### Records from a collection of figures
[Begin]

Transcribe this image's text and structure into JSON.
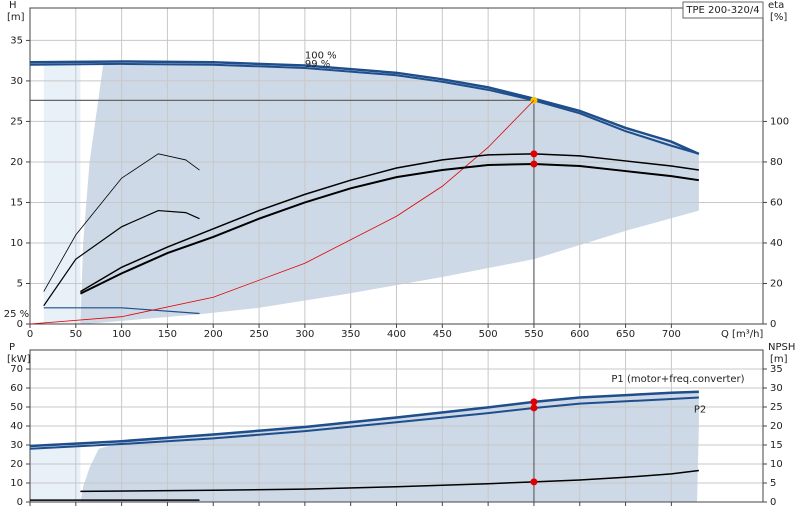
{
  "chart_data": [
    {
      "type": "line",
      "title": "TPE 200-320/4",
      "xlabel": "Q [m³/h]",
      "ylabel": "H",
      "yunit": "[m]",
      "y2label": "eta",
      "y2unit": "[%]",
      "xlim": [
        0,
        800
      ],
      "xticks": [
        0,
        50,
        100,
        150,
        200,
        250,
        300,
        350,
        400,
        450,
        500,
        550,
        600,
        650,
        700
      ],
      "ylim": [
        0,
        39
      ],
      "yticks": [
        0,
        5,
        10,
        15,
        20,
        25,
        30,
        35
      ],
      "y2lim": [
        0,
        156
      ],
      "y2ticks": [
        0,
        20,
        40,
        60,
        80,
        100
      ],
      "grid": true,
      "duty_x": 550,
      "regions": [
        {
          "color": "#e8f0f8",
          "x": [
            15,
            55,
            55,
            15
          ],
          "y": [
            0,
            0,
            32.2,
            32.2
          ]
        },
        {
          "color": "#cdd9e6",
          "x": [
            55,
            58,
            65,
            75,
            80,
            100,
            200,
            300,
            400,
            450,
            500,
            550,
            600,
            650,
            700,
            730,
            730,
            650,
            550,
            450,
            350,
            250,
            185,
            60
          ],
          "y": [
            0,
            10,
            20,
            28,
            32.1,
            32.2,
            32.1,
            31.7,
            30.8,
            30.0,
            29.0,
            27.6,
            26.1,
            24.0,
            22.3,
            21.0,
            14,
            11.5,
            8,
            5.8,
            3.8,
            2,
            1.2,
            0
          ]
        }
      ],
      "series": [
        {
          "name": "100 %",
          "color": "#1f4e8c",
          "width": 2.5,
          "x": [
            0,
            100,
            200,
            300,
            400,
            450,
            500,
            550,
            600,
            650,
            700,
            730
          ],
          "values": [
            32.3,
            32.4,
            32.3,
            31.9,
            31.0,
            30.2,
            29.2,
            27.8,
            26.3,
            24.2,
            22.5,
            21.0
          ],
          "label_i": 3
        },
        {
          "name": "99 %",
          "color": "#1f4e8c",
          "width": 2,
          "x": [
            0,
            100,
            200,
            300,
            400,
            450,
            500,
            550,
            600,
            650,
            700,
            730
          ],
          "values": [
            32.0,
            32.1,
            32.0,
            31.6,
            30.7,
            29.9,
            28.9,
            27.6,
            26.0,
            23.8,
            22.0,
            21.0
          ],
          "marker": "#f5c400",
          "label_i": 3
        },
        {
          "name": "25 %",
          "color": "#1f4e8c",
          "width": 1.2,
          "x": [
            15,
            100,
            185
          ],
          "values": [
            2.0,
            2.0,
            1.3
          ],
          "label_i": 0
        },
        {
          "color": "#e00000",
          "width": 0.8,
          "x": [
            0,
            100,
            200,
            300,
            400,
            450,
            500,
            550
          ],
          "values": [
            0,
            0.9,
            3.3,
            7.5,
            13.3,
            17.0,
            21.8,
            27.6
          ]
        },
        {
          "color": "#000",
          "width": 1.5,
          "axis": "y2",
          "x": [
            55,
            100,
            150,
            200,
            250,
            300,
            350,
            400,
            450,
            500,
            550,
            600,
            650,
            700,
            730
          ],
          "values": [
            16,
            28,
            38,
            47,
            56,
            64,
            71,
            77,
            81,
            83.5,
            84,
            83,
            80.5,
            78,
            76
          ],
          "marker": "#e00000"
        },
        {
          "color": "#000",
          "width": 2,
          "axis": "y2",
          "x": [
            55,
            100,
            150,
            200,
            250,
            300,
            350,
            400,
            450,
            500,
            550,
            600,
            650,
            700,
            730
          ],
          "values": [
            15,
            25,
            35,
            43,
            52,
            60,
            67,
            72.5,
            76,
            78.5,
            79,
            78,
            75.5,
            73,
            71
          ],
          "marker": "#e00000"
        },
        {
          "color": "#000",
          "width": 0.8,
          "axis": "y2",
          "x": [
            15,
            50,
            100,
            140,
            170,
            185
          ],
          "values": [
            16,
            44,
            72,
            84,
            81,
            76
          ]
        },
        {
          "color": "#000",
          "width": 1.2,
          "axis": "y2",
          "x": [
            15,
            50,
            100,
            140,
            170,
            185
          ],
          "values": [
            9,
            32,
            48,
            56,
            55,
            52
          ]
        }
      ]
    },
    {
      "type": "line",
      "ylabel": "P",
      "yunit": "[kW]",
      "y2label": "NPSH",
      "y2unit": "[m]",
      "xlim": [
        0,
        800
      ],
      "xticks": [
        0,
        50,
        100,
        150,
        200,
        250,
        300,
        350,
        400,
        450,
        500,
        550,
        600,
        650,
        700
      ],
      "ylim": [
        0,
        80
      ],
      "yticks": [
        0,
        10,
        20,
        30,
        40,
        50,
        60,
        70
      ],
      "y2lim": [
        0,
        40
      ],
      "y2ticks": [
        0,
        5,
        10,
        15,
        20,
        25,
        30,
        35
      ],
      "grid": true,
      "duty_x": 550,
      "regions": [
        {
          "color": "#e8f0f8",
          "x": [
            0,
            55,
            55,
            0
          ],
          "y": [
            0,
            0,
            30.5,
            29.5
          ]
        },
        {
          "color": "#cdd9e6",
          "x": [
            55,
            58,
            65,
            75,
            100,
            200,
            300,
            400,
            500,
            550,
            600,
            700,
            730,
            730,
            728
          ],
          "y": [
            0,
            8,
            18,
            28,
            31.5,
            35,
            39.5,
            44.5,
            49.5,
            52.7,
            55,
            57.5,
            58,
            40,
            0
          ]
        }
      ],
      "series": [
        {
          "name": "P1 (motor+freq.converter)",
          "color": "#1f4e8c",
          "width": 2.5,
          "x": [
            0,
            100,
            200,
            300,
            400,
            500,
            550,
            600,
            700,
            730
          ],
          "values": [
            29.5,
            32,
            35.5,
            39.5,
            44.5,
            49.8,
            52.7,
            55,
            57.5,
            58
          ],
          "marker": "#e00000",
          "label_i": 8
        },
        {
          "name": "P2",
          "color": "#1f4e8c",
          "width": 2,
          "x": [
            0,
            100,
            200,
            300,
            400,
            500,
            550,
            600,
            700,
            730
          ],
          "values": [
            28,
            30.5,
            33.5,
            37.3,
            42,
            46.8,
            49.5,
            51.8,
            54.2,
            55
          ],
          "marker": "#e00000",
          "label_i": 9
        },
        {
          "color": "#000",
          "width": 1.5,
          "axis": "y2",
          "x": [
            55,
            200,
            300,
            400,
            500,
            550,
            600,
            650,
            700,
            730
          ],
          "values": [
            2.8,
            3.1,
            3.4,
            4.0,
            4.8,
            5.3,
            5.8,
            6.5,
            7.4,
            8.3
          ],
          "marker": "#e00000"
        },
        {
          "color": "#000",
          "width": 1.5,
          "axis": "y2",
          "x": [
            0,
            100,
            185
          ],
          "values": [
            0.5,
            0.5,
            0.5
          ]
        }
      ]
    }
  ]
}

[End]

### PROBLEM STATEMENT
Reproduce every entry exactly, but omit each picture.

### RESULT OF THIS EXERCISE
Transcribe this image's text and structure into JSON.
{
  "chart_data": [
    {
      "type": "line",
      "title": "TPE 200-320/4",
      "xlabel": "Q [m³/h]",
      "ylabel": "H",
      "yunit": "[m]",
      "y2label": "eta",
      "y2unit": "[%]",
      "xlim": [
        0,
        800
      ],
      "xticks": [
        0,
        50,
        100,
        150,
        200,
        250,
        300,
        350,
        400,
        450,
        500,
        550,
        600,
        650,
        700
      ],
      "ylim": [
        0,
        39
      ],
      "yticks": [
        0,
        5,
        10,
        15,
        20,
        25,
        30,
        35
      ],
      "y2lim": [
        0,
        156
      ],
      "y2ticks": [
        0,
        20,
        40,
        60,
        80,
        100
      ],
      "grid": true,
      "duty_x": 550,
      "regions": [
        {
          "color": "#e8f0f8",
          "x": [
            15,
            55,
            55,
            15
          ],
          "y": [
            0,
            0,
            32.2,
            32.2
          ]
        },
        {
          "color": "#cdd9e6",
          "x": [
            55,
            58,
            65,
            75,
            80,
            100,
            200,
            300,
            400,
            450,
            500,
            550,
            600,
            650,
            700,
            730,
            730,
            650,
            550,
            450,
            350,
            250,
            185,
            60
          ],
          "y": [
            0,
            10,
            20,
            28,
            32.1,
            32.2,
            32.1,
            31.7,
            30.8,
            30.0,
            29.0,
            27.6,
            26.1,
            24.0,
            22.3,
            21.0,
            14,
            11.5,
            8,
            5.8,
            3.8,
            2,
            1.2,
            0
          ]
        }
      ],
      "series": [
        {
          "name": "100 %",
          "color": "#1f4e8c",
          "width": 2.5,
          "x": [
            0,
            100,
            200,
            300,
            400,
            450,
            500,
            550,
            600,
            650,
            700,
            730
          ],
          "values": [
            32.3,
            32.4,
            32.3,
            31.9,
            31.0,
            30.2,
            29.2,
            27.8,
            26.3,
            24.2,
            22.5,
            21.0
          ],
          "label_i": 3
        },
        {
          "name": "99 %",
          "color": "#1f4e8c",
          "width": 2,
          "x": [
            0,
            100,
            200,
            300,
            400,
            450,
            500,
            550,
            600,
            650,
            700,
            730
          ],
          "values": [
            32.0,
            32.1,
            32.0,
            31.6,
            30.7,
            29.9,
            28.9,
            27.6,
            26.0,
            23.8,
            22.0,
            21.0
          ],
          "marker": "#f5c400",
          "label_i": 3
        },
        {
          "name": "25 %",
          "color": "#1f4e8c",
          "width": 1.2,
          "x": [
            15,
            100,
            185
          ],
          "values": [
            2.0,
            2.0,
            1.3
          ],
          "label_i": 0
        },
        {
          "color": "#e00000",
          "width": 0.8,
          "x": [
            0,
            100,
            200,
            300,
            400,
            450,
            500,
            550
          ],
          "values": [
            0,
            0.9,
            3.3,
            7.5,
            13.3,
            17.0,
            21.8,
            27.6
          ]
        },
        {
          "color": "#000",
          "width": 1.5,
          "axis": "y2",
          "x": [
            55,
            100,
            150,
            200,
            250,
            300,
            350,
            400,
            450,
            500,
            550,
            600,
            650,
            700,
            730
          ],
          "values": [
            16,
            28,
            38,
            47,
            56,
            64,
            71,
            77,
            81,
            83.5,
            84,
            83,
            80.5,
            78,
            76
          ],
          "marker": "#e00000"
        },
        {
          "color": "#000",
          "width": 2,
          "axis": "y2",
          "x": [
            55,
            100,
            150,
            200,
            250,
            300,
            350,
            400,
            450,
            500,
            550,
            600,
            650,
            700,
            730
          ],
          "values": [
            15,
            25,
            35,
            43,
            52,
            60,
            67,
            72.5,
            76,
            78.5,
            79,
            78,
            75.5,
            73,
            71
          ],
          "marker": "#e00000"
        },
        {
          "color": "#000",
          "width": 0.8,
          "axis": "y2",
          "x": [
            15,
            50,
            100,
            140,
            170,
            185
          ],
          "values": [
            16,
            44,
            72,
            84,
            81,
            76
          ]
        },
        {
          "color": "#000",
          "width": 1.2,
          "axis": "y2",
          "x": [
            15,
            50,
            100,
            140,
            170,
            185
          ],
          "values": [
            9,
            32,
            48,
            56,
            55,
            52
          ]
        }
      ]
    },
    {
      "type": "line",
      "ylabel": "P",
      "yunit": "[kW]",
      "y2label": "NPSH",
      "y2unit": "[m]",
      "xlim": [
        0,
        800
      ],
      "xticks": [
        0,
        50,
        100,
        150,
        200,
        250,
        300,
        350,
        400,
        450,
        500,
        550,
        600,
        650,
        700
      ],
      "ylim": [
        0,
        80
      ],
      "yticks": [
        0,
        10,
        20,
        30,
        40,
        50,
        60,
        70
      ],
      "y2lim": [
        0,
        40
      ],
      "y2ticks": [
        0,
        5,
        10,
        15,
        20,
        25,
        30,
        35
      ],
      "grid": true,
      "duty_x": 550,
      "regions": [
        {
          "color": "#e8f0f8",
          "x": [
            0,
            55,
            55,
            0
          ],
          "y": [
            0,
            0,
            30.5,
            29.5
          ]
        },
        {
          "color": "#cdd9e6",
          "x": [
            55,
            58,
            65,
            75,
            100,
            200,
            300,
            400,
            500,
            550,
            600,
            700,
            730,
            730,
            728
          ],
          "y": [
            0,
            8,
            18,
            28,
            31.5,
            35,
            39.5,
            44.5,
            49.5,
            52.7,
            55,
            57.5,
            58,
            40,
            0
          ]
        }
      ],
      "series": [
        {
          "name": "P1 (motor+freq.converter)",
          "color": "#1f4e8c",
          "width": 2.5,
          "x": [
            0,
            100,
            200,
            300,
            400,
            500,
            550,
            600,
            700,
            730
          ],
          "values": [
            29.5,
            32,
            35.5,
            39.5,
            44.5,
            49.8,
            52.7,
            55,
            57.5,
            58
          ],
          "marker": "#e00000",
          "label_i": 8
        },
        {
          "name": "P2",
          "color": "#1f4e8c",
          "width": 2,
          "x": [
            0,
            100,
            200,
            300,
            400,
            500,
            550,
            600,
            700,
            730
          ],
          "values": [
            28,
            30.5,
            33.5,
            37.3,
            42,
            46.8,
            49.5,
            51.8,
            54.2,
            55
          ],
          "marker": "#e00000",
          "label_i": 9
        },
        {
          "color": "#000",
          "width": 1.5,
          "axis": "y2",
          "x": [
            55,
            200,
            300,
            400,
            500,
            550,
            600,
            650,
            700,
            730
          ],
          "values": [
            2.8,
            3.1,
            3.4,
            4.0,
            4.8,
            5.3,
            5.8,
            6.5,
            7.4,
            8.3
          ],
          "marker": "#e00000"
        },
        {
          "color": "#000",
          "width": 1.5,
          "axis": "y2",
          "x": [
            0,
            100,
            185
          ],
          "values": [
            0.5,
            0.5,
            0.5
          ]
        }
      ]
    }
  ]
}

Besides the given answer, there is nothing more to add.